■ **Data provided**:
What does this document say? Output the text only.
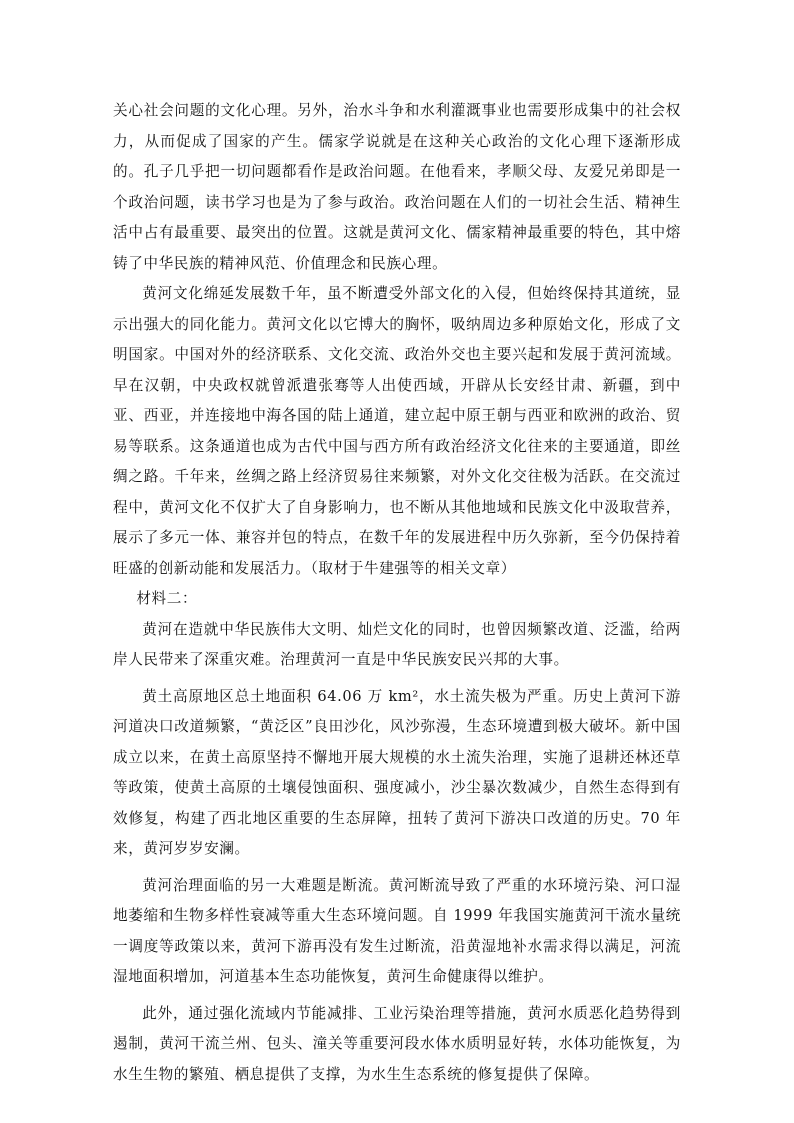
关心社会问题的文化心理。另外，治水斗争和水利灌溉事业也需要形成集中的社会权力，从而促成了国家的产生。儒家学说就是在这种关心政治的文化心理下逐渐形成的。孔子几乎把一切问题都看作是政治问题。在他看来，孝顺父母、友爱兄弟即是一个政治问题，读书学习也是为了参与政治。政治问题在人们的一切社会生活、精神生活中占有最重要、最突出的位置。这就是黄河文化、儒家精神最重要的特色，其中熔铸了中华民族的精神风范、价值理念和民族心理。

黄河文化绵延发展数千年，虽不断遭受外部文化的入侵，但始终保持其道统，显示出强大的同化能力。黄河文化以它博大的胸怀，吸纳周边多种原始文化，形成了文明国家。中国对外的经济联系、文化交流、政治外交也主要兴起和发展于黄河流域。早在汉朝，中央政权就曾派遣张骞等人出使西域，开辟从长安经甘肃、新疆，到中亚、西亚，并连接地中海各国的陆上通道，建立起中原王朝与西亚和欧洲的政治、贸易等联系。这条通道也成为古代中国与西方所有政治经济文化往来的主要通道，即丝绸之路。千年来，丝绸之路上经济贸易往来频繁，对外文化交往极为活跃。在交流过程中，黄河文化不仅扩大了自身影响力，也不断从其他地域和民族文化中汲取营养，展示了多元一体、兼容并包的特点，在数千年的发展进程中历久弥新，至今仍保持着旺盛的创新动能和发展活力。（取材于牛建强等的相关文章）

材料二：

黄河在造就中华民族伟大文明、灿烂文化的同时，也曾因频繁改道、泛滥，给两岸人民带来了深重灾难。治理黄河一直是中华民族安民兴邦的大事。

黄土高原地区总土地面积 64.06 万 km²，水土流失极为严重。历史上黄河下游河道决口改道频繁，“黄泛区”良田沙化，风沙弥漫，生态环境遭到极大破坏。新中国成立以来，在黄土高原坚持不懈地开展大规模的水土流失治理，实施了退耕还林还草等政策，使黄土高原的土壤侵蚀面积、强度减小，沙尘暴次数减少，自然生态得到有效修复，构建了西北地区重要的生态屏障，扭转了黄河下游决口改道的历史。70 年来，黄河岁岁安澜。

黄河治理面临的另一大难题是断流。黄河断流导致了严重的水环境污染、河口湿地萎缩和生物多样性衰减等重大生态环境问题。自 1999 年我国实施黄河干流水量统一调度等政策以来，黄河下游再没有发生过断流，沿黄湿地补水需求得以满足，河流湿地面积增加，河道基本生态功能恢复，黄河生命健康得以维护。

此外，通过强化流域内节能减排、工业污染治理等措施，黄河水质恶化趋势得到遏制，黄河干流兰州、包头、潼关等重要河段水体水质明显好转，水体功能恢复，为水生生物的繁殖、栖息提供了支撑，为水生生态系统的修复提供了保障。
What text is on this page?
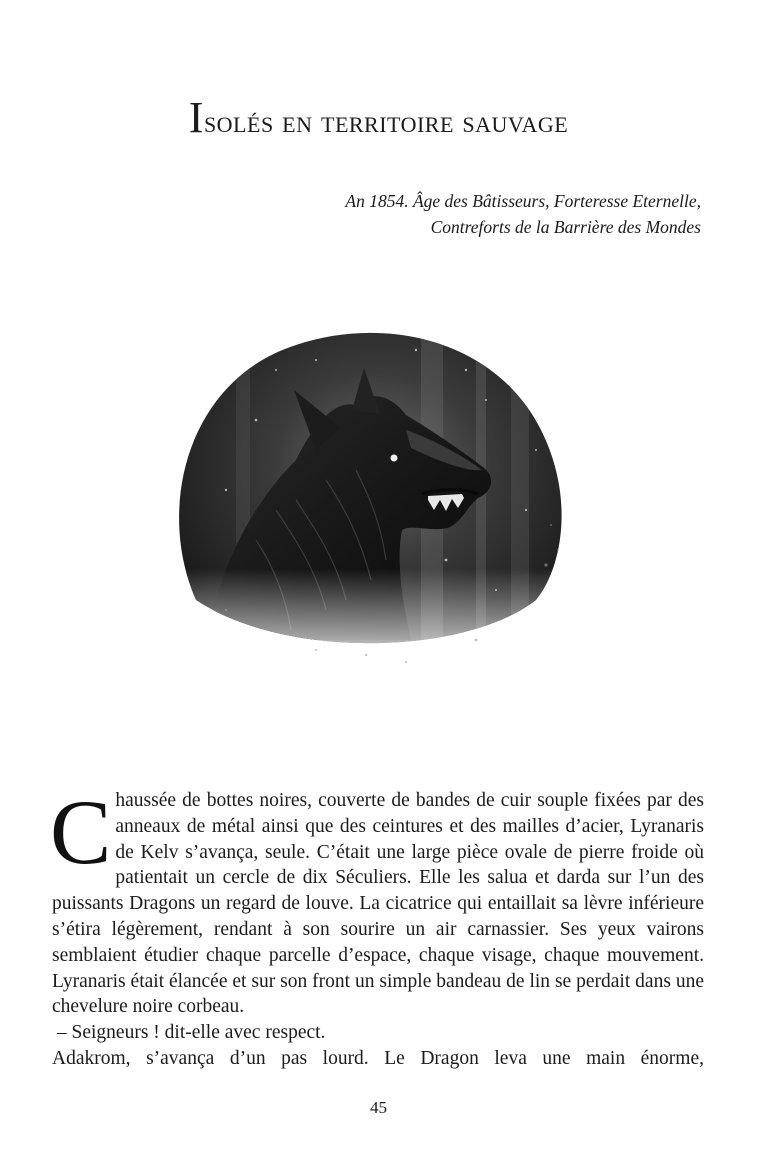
Isolés en territoire sauvage
An 1854. Âge des Bâtisseurs, Forteresse Eternelle,
Contreforts de la Barrière des Mondes

Chaussée de bottes noires, couverte de bandes de cuir souple fixées par des anneaux de métal ainsi que des ceintures et des mailles d’acier, Lyranaris de Kelv s’avança, seule. C’était une large pièce ovale de pierre froide où patientait un cercle de dix Séculiers. Elle les salua et darda sur l’un des puissants Dragons un regard de louve. La cicatrice qui entaillait sa lèvre inférieure s’étira légèrement, rendant à son sourire un air carnassier. Ses yeux vairons semblaient étudier chaque parcelle d’espace, chaque visage, chaque mouvement. Lyranaris était élancée et sur son front un simple bandeau de lin se perdait dans une chevelure noire corbeau.

– Seigneurs ! dit-elle avec respect.

Adakrom, s’avança d’un pas lourd. Le Dragon leva une main énorme,

45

■ **The task**: Give back the entries verbatim. Do not include any picture.

■ **The reply**:
What does this document say? Output the text only.
关心社会问题的文化心理。另外，治水斗争和水利灌溉事业也需要形成集中的社会权力，从而促成了国家的产生。儒家学说就是在这种关心政治的文化心理下逐渐形成的。孔子几乎把一切问题都看作是政治问题。在他看来，孝顺父母、友爱兄弟即是一个政治问题，读书学习也是为了参与政治。政治问题在人们的一切社会生活、精神生活中占有最重要、最突出的位置。这就是黄河文化、儒家精神最重要的特色，其中熔铸了中华民族的精神风范、价值理念和民族心理。

黄河文化绵延发展数千年，虽不断遭受外部文化的入侵，但始终保持其道统，显示出强大的同化能力。黄河文化以它博大的胸怀，吸纳周边多种原始文化，形成了文明国家。中国对外的经济联系、文化交流、政治外交也主要兴起和发展于黄河流域。早在汉朝，中央政权就曾派遣张骞等人出使西域，开辟从长安经甘肃、新疆，到中亚、西亚，并连接地中海各国的陆上通道，建立起中原王朝与西亚和欧洲的政治、贸易等联系。这条通道也成为古代中国与西方所有政治经济文化往来的主要通道，即丝绸之路。千年来，丝绸之路上经济贸易往来频繁，对外文化交往极为活跃。在交流过程中，黄河文化不仅扩大了自身影响力，也不断从其他地域和民族文化中汲取营养，展示了多元一体、兼容并包的特点，在数千年的发展进程中历久弥新，至今仍保持着旺盛的创新动能和发展活力。（取材于牛建强等的相关文章）

材料二：

黄河在造就中华民族伟大文明、灿烂文化的同时，也曾因频繁改道、泛滥，给两岸人民带来了深重灾难。治理黄河一直是中华民族安民兴邦的大事。

黄土高原地区总土地面积 64.06 万 km²，水土流失极为严重。历史上黄河下游河道决口改道频繁，“黄泛区”良田沙化，风沙弥漫，生态环境遭到极大破坏。新中国成立以来，在黄土高原坚持不懈地开展大规模的水土流失治理，实施了退耕还林还草等政策，使黄土高原的土壤侵蚀面积、强度减小，沙尘暴次数减少，自然生态得到有效修复，构建了西北地区重要的生态屏障，扭转了黄河下游决口改道的历史。70 年来，黄河岁岁安澜。

黄河治理面临的另一大难题是断流。黄河断流导致了严重的水环境污染、河口湿地萎缩和生物多样性衰减等重大生态环境问题。自 1999 年我国实施黄河干流水量统一调度等政策以来，黄河下游再没有发生过断流，沿黄湿地补水需求得以满足，河流湿地面积增加，河道基本生态功能恢复，黄河生命健康得以维护。

此外，通过强化流域内节能减排、工业污染治理等措施，黄河水质恶化趋势得到遏制，黄河干流兰州、包头、潼关等重要河段水体水质明显好转，水体功能恢复，为水生生物的繁殖、栖息提供了支撑，为水生生态系统的修复提供了保障。
What text is on this page?
Isolés en territoire sauvage
An 1854. Âge des Bâtisseurs, Forteresse Eternelle,
Contreforts de la Barrière des Mondes

Chaussée de bottes noires, couverte de bandes de cuir souple fixées par des anneaux de métal ainsi que des ceintures et des mailles d’acier, Lyranaris de Kelv s’avança, seule. C’était une large pièce ovale de pierre froide où patientait un cercle de dix Séculiers. Elle les salua et darda sur l’un des puissants Dragons un regard de louve. La cicatrice qui entaillait sa lèvre inférieure s’étira légèrement, rendant à son sourire un air carnassier. Ses yeux vairons semblaient étudier chaque parcelle d’espace, chaque visage, chaque mouvement. Lyranaris était élancée et sur son front un simple bandeau de lin se perdait dans une chevelure noire corbeau.

– Seigneurs ! dit-elle avec respect.

Adakrom, s’avança d’un pas lourd. Le Dragon leva une main énorme,

45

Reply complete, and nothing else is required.